Work to do:
Across the entries, how many lines have the string "нужд" in them? Reply with only a number.

+===+

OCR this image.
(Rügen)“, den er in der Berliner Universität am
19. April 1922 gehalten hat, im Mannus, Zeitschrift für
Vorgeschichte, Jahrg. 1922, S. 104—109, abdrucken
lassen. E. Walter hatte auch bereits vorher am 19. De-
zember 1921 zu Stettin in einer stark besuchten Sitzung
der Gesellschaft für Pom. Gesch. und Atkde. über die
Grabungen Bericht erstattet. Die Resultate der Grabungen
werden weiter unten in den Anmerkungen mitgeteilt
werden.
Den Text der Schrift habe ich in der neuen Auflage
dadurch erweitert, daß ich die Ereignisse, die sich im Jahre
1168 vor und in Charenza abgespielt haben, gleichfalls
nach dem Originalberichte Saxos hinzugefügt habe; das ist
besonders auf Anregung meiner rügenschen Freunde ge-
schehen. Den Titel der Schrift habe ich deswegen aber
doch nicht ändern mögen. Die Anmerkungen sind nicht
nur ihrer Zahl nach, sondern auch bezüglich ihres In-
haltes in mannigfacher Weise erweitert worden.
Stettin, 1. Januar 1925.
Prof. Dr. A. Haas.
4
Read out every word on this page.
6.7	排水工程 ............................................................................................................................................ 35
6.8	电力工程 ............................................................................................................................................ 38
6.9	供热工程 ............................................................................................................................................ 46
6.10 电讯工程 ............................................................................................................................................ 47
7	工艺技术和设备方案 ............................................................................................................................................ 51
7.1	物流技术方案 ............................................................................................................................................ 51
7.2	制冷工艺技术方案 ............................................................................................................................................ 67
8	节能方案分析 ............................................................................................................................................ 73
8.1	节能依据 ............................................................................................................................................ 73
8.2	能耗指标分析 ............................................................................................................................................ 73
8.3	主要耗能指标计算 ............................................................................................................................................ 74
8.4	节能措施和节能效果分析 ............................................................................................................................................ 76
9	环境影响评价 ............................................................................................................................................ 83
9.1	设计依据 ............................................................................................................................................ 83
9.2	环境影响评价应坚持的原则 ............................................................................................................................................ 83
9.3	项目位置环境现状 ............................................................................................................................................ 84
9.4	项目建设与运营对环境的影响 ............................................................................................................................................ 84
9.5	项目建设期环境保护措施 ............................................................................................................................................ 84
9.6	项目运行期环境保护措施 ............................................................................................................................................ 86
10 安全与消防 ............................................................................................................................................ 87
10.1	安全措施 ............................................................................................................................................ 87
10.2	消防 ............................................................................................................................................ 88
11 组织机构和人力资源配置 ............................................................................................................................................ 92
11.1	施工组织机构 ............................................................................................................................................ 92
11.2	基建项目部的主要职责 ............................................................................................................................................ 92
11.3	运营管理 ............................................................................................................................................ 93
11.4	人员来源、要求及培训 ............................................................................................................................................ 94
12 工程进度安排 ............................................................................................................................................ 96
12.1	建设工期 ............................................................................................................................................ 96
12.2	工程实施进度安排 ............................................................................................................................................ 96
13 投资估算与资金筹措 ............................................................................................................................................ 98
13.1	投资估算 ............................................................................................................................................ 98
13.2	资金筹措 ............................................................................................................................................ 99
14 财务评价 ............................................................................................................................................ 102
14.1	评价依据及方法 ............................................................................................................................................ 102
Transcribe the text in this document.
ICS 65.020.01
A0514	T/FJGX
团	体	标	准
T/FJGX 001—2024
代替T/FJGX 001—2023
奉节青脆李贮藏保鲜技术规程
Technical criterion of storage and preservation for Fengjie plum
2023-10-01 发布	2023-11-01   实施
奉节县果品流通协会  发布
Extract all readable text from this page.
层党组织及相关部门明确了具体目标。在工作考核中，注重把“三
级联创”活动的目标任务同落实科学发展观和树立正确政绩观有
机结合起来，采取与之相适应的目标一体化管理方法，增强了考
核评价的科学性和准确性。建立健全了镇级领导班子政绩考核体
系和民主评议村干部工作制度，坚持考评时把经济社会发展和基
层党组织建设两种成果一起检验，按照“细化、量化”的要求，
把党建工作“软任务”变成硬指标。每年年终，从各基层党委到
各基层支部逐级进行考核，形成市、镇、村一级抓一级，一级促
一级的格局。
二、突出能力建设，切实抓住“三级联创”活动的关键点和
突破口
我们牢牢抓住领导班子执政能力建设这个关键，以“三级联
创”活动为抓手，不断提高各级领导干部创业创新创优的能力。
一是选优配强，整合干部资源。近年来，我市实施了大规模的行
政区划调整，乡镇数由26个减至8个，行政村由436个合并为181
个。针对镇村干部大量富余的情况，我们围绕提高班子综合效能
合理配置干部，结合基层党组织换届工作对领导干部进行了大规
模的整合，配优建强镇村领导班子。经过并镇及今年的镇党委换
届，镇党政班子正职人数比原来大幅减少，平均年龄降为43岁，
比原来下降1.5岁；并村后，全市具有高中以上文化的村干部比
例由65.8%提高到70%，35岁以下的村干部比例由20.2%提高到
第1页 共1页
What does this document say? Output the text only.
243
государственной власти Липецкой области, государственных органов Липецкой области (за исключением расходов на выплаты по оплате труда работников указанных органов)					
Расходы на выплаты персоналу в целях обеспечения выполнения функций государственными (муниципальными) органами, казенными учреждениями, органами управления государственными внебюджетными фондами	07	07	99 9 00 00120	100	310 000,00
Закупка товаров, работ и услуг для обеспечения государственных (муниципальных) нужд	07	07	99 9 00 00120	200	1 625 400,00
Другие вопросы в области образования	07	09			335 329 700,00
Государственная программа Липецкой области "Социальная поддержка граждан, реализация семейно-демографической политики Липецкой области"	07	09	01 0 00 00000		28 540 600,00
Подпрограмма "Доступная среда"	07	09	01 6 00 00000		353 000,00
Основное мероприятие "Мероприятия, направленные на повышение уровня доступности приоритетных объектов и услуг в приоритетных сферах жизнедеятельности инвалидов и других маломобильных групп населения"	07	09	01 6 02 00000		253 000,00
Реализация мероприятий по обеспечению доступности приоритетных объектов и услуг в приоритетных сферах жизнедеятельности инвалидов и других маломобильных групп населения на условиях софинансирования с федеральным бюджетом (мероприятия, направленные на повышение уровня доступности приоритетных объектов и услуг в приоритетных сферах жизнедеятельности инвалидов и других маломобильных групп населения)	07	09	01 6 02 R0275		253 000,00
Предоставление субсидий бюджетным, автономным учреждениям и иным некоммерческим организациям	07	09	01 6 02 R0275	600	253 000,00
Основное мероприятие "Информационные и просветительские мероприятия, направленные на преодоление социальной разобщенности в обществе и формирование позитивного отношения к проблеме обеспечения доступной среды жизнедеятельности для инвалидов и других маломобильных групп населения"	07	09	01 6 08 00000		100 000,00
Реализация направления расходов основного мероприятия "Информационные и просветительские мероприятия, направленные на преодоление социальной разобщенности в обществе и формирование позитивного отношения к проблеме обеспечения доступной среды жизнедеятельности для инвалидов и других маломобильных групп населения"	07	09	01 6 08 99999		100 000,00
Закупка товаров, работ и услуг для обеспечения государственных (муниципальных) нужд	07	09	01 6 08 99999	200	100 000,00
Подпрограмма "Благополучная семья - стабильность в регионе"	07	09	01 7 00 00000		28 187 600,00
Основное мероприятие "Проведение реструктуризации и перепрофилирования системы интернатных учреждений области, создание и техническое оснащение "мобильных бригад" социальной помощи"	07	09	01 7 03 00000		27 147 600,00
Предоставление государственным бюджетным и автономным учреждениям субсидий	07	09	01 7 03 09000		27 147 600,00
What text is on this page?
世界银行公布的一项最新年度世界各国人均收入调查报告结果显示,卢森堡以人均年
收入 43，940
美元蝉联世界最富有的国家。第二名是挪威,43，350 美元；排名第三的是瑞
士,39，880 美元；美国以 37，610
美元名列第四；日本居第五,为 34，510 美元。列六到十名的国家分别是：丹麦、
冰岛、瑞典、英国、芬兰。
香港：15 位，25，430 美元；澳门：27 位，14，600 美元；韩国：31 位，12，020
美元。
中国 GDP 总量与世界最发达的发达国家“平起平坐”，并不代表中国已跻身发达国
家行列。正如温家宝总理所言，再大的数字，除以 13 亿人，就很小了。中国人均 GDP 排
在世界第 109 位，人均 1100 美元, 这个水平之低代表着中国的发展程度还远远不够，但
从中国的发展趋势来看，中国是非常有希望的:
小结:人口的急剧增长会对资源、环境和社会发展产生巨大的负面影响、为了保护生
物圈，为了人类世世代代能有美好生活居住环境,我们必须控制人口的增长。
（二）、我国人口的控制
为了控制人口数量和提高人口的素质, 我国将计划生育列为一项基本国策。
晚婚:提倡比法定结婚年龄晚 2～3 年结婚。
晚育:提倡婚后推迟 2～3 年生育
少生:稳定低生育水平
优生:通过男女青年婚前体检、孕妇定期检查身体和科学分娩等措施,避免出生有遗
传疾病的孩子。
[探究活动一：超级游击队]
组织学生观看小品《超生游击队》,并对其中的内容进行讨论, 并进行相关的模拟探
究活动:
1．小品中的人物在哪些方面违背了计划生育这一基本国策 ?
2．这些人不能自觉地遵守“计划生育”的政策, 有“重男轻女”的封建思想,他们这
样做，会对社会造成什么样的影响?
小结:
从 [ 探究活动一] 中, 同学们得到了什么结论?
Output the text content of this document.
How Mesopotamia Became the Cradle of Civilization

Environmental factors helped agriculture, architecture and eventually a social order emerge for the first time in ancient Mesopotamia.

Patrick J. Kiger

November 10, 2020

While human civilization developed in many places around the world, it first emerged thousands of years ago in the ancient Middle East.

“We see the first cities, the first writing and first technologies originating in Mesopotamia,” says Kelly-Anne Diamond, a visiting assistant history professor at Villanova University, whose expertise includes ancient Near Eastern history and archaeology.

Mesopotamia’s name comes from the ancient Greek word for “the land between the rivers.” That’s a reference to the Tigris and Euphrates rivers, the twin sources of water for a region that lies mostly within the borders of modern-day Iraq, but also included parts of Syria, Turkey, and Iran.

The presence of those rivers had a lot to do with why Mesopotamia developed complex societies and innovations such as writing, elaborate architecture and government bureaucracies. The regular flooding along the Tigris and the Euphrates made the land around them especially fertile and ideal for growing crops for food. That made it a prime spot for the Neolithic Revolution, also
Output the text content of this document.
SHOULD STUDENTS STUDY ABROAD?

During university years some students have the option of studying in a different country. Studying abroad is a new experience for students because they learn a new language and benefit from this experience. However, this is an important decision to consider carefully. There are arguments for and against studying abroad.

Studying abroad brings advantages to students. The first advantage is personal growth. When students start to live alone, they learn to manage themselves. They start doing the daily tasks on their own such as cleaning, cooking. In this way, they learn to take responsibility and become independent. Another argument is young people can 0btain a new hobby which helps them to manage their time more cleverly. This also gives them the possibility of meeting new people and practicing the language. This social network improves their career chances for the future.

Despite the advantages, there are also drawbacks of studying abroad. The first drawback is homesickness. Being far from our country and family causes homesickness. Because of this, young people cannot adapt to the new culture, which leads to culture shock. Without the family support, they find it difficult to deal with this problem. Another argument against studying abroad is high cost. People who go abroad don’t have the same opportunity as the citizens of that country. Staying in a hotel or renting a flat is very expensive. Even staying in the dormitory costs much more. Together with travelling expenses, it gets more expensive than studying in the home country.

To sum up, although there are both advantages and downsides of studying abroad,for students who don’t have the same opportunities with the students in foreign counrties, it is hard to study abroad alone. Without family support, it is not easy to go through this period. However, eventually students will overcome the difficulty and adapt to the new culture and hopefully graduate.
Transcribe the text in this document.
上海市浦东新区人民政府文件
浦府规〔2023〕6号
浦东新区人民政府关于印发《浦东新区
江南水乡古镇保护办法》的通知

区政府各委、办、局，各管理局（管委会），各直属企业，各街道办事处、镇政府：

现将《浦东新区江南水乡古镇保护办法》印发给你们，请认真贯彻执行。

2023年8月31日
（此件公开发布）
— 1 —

+===+

Solution:
2